Task to complete: Give the data below again, word for word.
[Begin Data shown]
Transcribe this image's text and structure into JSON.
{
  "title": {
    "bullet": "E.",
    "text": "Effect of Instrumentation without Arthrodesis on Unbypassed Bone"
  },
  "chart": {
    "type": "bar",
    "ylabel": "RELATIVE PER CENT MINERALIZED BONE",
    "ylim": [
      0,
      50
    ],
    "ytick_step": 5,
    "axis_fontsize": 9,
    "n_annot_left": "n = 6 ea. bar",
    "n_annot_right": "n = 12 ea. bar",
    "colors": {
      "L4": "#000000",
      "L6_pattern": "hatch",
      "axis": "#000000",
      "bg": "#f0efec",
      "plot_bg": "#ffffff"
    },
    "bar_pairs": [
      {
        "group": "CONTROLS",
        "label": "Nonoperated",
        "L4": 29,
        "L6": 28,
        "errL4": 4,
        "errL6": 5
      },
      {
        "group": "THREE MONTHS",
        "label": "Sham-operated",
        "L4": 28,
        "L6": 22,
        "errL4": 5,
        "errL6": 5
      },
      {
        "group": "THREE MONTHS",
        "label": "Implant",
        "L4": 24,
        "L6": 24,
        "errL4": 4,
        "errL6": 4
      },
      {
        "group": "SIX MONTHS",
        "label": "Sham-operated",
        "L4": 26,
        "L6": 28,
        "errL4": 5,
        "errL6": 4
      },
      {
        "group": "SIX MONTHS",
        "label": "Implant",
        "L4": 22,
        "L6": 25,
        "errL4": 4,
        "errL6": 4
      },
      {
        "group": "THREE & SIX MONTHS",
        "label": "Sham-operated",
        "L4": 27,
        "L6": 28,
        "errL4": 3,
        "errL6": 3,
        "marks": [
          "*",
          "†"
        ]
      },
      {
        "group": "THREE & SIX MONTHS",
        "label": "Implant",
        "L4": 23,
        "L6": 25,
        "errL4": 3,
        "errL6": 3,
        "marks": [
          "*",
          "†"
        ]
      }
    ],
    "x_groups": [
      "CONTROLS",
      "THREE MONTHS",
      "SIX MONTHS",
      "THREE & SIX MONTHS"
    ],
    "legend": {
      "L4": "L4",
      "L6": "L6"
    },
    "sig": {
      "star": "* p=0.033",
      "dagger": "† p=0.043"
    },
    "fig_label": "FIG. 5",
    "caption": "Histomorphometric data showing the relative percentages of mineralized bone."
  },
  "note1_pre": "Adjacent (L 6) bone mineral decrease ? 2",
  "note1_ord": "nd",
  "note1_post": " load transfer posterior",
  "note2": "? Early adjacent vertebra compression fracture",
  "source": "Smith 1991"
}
[End Data shown]
Reply:
Transcribe this image's text and structure into JSON.
{
  "title": {
    "bullet": "E.",
    "text": "Effect of Instrumentation without Arthrodesis on Unbypassed Bone"
  },
  "chart": {
    "type": "bar",
    "ylabel": "RELATIVE PER CENT MINERALIZED BONE",
    "ylim": [
      0,
      50
    ],
    "ytick_step": 5,
    "axis_fontsize": 9,
    "n_annot_left": "n = 6 ea. bar",
    "n_annot_right": "n = 12 ea. bar",
    "colors": {
      "L4": "#000000",
      "L6_pattern": "hatch",
      "axis": "#000000",
      "bg": "#f0efec",
      "plot_bg": "#ffffff"
    },
    "bar_pairs": [
      {
        "group": "CONTROLS",
        "label": "Nonoperated",
        "L4": 29,
        "L6": 28,
        "errL4": 4,
        "errL6": 5
      },
      {
        "group": "THREE MONTHS",
        "label": "Sham-operated",
        "L4": 28,
        "L6": 22,
        "errL4": 5,
        "errL6": 5
      },
      {
        "group": "THREE MONTHS",
        "label": "Implant",
        "L4": 24,
        "L6": 24,
        "errL4": 4,
        "errL6": 4
      },
      {
        "group": "SIX MONTHS",
        "label": "Sham-operated",
        "L4": 26,
        "L6": 28,
        "errL4": 5,
        "errL6": 4
      },
      {
        "group": "SIX MONTHS",
        "label": "Implant",
        "L4": 22,
        "L6": 25,
        "errL4": 4,
        "errL6": 4
      },
      {
        "group": "THREE & SIX MONTHS",
        "label": "Sham-operated",
        "L4": 27,
        "L6": 28,
        "errL4": 3,
        "errL6": 3,
        "marks": [
          "*",
          "†"
        ]
      },
      {
        "group": "THREE & SIX MONTHS",
        "label": "Implant",
        "L4": 23,
        "L6": 25,
        "errL4": 3,
        "errL6": 3,
        "marks": [
          "*",
          "†"
        ]
      }
    ],
    "x_groups": [
      "CONTROLS",
      "THREE MONTHS",
      "SIX MONTHS",
      "THREE & SIX MONTHS"
    ],
    "legend": {
      "L4": "L4",
      "L6": "L6"
    },
    "sig": {
      "star": "* p=0.033",
      "dagger": "† p=0.043"
    },
    "fig_label": "FIG. 5",
    "caption": "Histomorphometric data showing the relative percentages of mineralized bone."
  },
  "note1_pre": "Adjacent (L 6) bone mineral decrease ? 2",
  "note1_ord": "nd",
  "note1_post": " load transfer posterior",
  "note2": "? Early adjacent vertebra compression fracture",
  "source": "Smith 1991"
}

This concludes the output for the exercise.